Input data ::

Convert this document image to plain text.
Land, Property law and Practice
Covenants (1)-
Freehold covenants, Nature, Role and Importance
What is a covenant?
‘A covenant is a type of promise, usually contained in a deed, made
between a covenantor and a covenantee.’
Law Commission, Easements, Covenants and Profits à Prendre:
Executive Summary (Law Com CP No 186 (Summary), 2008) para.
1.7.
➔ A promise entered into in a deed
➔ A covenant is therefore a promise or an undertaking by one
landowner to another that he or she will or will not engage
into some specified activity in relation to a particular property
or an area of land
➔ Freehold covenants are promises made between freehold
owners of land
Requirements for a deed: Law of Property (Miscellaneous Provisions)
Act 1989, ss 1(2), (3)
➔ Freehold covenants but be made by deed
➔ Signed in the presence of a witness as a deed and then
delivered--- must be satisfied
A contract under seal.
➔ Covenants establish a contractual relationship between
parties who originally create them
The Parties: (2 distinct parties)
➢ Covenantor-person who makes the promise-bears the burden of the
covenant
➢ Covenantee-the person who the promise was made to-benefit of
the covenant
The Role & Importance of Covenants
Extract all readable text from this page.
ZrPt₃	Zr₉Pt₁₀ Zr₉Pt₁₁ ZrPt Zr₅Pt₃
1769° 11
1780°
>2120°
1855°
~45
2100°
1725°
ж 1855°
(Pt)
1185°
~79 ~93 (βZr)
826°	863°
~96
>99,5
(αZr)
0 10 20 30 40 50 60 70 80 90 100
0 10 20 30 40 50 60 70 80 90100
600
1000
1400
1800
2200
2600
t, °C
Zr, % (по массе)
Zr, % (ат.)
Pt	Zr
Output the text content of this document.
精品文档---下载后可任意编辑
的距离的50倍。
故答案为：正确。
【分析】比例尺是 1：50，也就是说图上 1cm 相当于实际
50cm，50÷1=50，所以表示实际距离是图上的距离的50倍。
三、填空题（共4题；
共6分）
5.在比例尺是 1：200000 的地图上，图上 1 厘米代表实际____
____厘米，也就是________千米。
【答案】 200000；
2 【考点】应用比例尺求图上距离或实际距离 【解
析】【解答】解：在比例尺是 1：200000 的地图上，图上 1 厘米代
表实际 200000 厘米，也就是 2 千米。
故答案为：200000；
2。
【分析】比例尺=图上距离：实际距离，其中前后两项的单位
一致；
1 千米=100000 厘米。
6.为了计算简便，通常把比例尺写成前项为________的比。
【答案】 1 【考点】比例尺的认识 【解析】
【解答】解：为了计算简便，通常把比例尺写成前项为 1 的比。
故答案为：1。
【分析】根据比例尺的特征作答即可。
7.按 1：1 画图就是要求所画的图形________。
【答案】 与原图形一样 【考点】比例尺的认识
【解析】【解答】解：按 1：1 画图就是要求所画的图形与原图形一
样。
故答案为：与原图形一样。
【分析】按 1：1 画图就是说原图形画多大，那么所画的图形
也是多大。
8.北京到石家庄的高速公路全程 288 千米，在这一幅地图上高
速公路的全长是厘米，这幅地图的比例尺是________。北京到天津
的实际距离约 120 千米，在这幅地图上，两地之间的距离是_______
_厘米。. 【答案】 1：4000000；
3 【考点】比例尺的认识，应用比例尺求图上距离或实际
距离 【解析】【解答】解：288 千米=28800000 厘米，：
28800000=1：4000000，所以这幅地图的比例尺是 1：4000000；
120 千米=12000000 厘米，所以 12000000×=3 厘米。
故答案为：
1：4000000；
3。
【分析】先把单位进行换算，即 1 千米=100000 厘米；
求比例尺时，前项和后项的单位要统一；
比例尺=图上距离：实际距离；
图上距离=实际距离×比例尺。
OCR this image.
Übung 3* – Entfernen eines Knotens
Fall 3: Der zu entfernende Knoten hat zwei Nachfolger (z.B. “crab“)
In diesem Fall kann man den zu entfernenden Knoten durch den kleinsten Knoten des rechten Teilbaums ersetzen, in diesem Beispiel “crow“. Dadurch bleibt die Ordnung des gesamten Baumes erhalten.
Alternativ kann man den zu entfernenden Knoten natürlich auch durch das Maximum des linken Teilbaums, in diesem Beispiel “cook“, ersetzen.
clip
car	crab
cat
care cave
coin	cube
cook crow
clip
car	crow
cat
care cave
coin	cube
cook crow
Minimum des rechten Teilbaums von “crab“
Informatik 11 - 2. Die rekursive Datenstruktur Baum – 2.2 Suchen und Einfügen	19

What you will do :: Check each line above for the word "Beispiel" and copy the ones that have it.

The completed task ::
In diesem Fall kann man den zu entfernenden Knoten durch den kleinsten Knoten des rechten Teilbaums ersetzen, in diesem Beispiel “crow“. Dadurch bleibt die Ordnung des gesamten Baumes erhalten.
Alternativ kann man den zu entfernenden Knoten natürlich auch durch das Maximum des linken Teilbaums, in diesem Beispiel “cook“, ersetzen.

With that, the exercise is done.